• **PROBLEM DESCRIPTION**: Replace "desktop-backdrop" with "desktop-background" in the stretch of data from the start through the line containing "95, 758, 104]", leaving everything else unchanged, and return only those lines.
# Start of DATA ENTRIES
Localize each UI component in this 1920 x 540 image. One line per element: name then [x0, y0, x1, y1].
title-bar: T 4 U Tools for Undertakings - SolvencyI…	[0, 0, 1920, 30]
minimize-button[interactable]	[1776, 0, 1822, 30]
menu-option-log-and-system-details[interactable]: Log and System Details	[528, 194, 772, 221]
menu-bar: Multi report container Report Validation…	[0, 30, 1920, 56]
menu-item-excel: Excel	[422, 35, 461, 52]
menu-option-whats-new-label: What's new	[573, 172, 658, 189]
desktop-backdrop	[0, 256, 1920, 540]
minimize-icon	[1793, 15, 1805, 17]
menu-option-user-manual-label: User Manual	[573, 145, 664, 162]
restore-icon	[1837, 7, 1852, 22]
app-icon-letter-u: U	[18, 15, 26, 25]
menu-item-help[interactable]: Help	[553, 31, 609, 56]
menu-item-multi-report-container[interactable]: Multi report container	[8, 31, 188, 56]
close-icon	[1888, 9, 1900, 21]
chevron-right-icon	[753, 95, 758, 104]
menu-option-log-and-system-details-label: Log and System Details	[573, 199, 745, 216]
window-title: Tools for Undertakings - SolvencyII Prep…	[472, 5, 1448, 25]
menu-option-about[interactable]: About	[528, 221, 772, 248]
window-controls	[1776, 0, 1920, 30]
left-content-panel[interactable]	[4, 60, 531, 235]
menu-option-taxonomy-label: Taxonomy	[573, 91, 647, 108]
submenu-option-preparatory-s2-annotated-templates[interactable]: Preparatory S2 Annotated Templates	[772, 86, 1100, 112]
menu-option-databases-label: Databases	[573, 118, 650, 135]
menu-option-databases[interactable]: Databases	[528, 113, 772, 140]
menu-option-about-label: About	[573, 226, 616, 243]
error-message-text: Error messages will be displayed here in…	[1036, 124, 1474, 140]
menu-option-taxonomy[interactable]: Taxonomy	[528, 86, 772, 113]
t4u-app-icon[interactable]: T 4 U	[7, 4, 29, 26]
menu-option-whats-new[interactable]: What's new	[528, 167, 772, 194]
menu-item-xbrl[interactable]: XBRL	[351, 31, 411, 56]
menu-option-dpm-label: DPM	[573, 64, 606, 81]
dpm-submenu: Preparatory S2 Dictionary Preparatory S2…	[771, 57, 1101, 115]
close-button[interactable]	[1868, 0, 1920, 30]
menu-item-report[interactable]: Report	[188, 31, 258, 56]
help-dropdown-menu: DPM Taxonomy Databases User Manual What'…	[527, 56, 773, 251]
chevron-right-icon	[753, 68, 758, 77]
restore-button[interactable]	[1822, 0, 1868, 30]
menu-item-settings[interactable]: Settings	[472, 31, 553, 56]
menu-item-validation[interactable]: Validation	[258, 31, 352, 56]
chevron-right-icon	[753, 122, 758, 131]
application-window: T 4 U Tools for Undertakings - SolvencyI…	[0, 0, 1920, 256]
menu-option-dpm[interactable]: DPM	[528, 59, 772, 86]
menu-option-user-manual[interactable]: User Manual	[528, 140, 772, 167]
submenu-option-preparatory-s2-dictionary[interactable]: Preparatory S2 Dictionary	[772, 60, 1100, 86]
# End of DATA ENTRIES
• **EXERCISE SOLUTION**:
Localize each UI component in this 1920 x 540 image. One line per element: name then [x0, y0, x1, y1].
title-bar: T 4 U Tools for Undertakings - SolvencyI…	[0, 0, 1920, 30]
minimize-button[interactable]	[1776, 0, 1822, 30]
menu-option-log-and-system-details[interactable]: Log and System Details	[528, 194, 772, 221]
menu-bar: Multi report container Report Validation…	[0, 30, 1920, 56]
menu-item-excel: Excel	[422, 35, 461, 52]
menu-option-whats-new-label: What's new	[573, 172, 658, 189]
desktop-background	[0, 256, 1920, 540]
minimize-icon	[1793, 15, 1805, 17]
menu-option-user-manual-label: User Manual	[573, 145, 664, 162]
restore-icon	[1837, 7, 1852, 22]
app-icon-letter-u: U	[18, 15, 26, 25]
menu-item-help[interactable]: Help	[553, 31, 609, 56]
menu-item-multi-report-container[interactable]: Multi report container	[8, 31, 188, 56]
close-icon	[1888, 9, 1900, 21]
chevron-right-icon	[753, 95, 758, 104]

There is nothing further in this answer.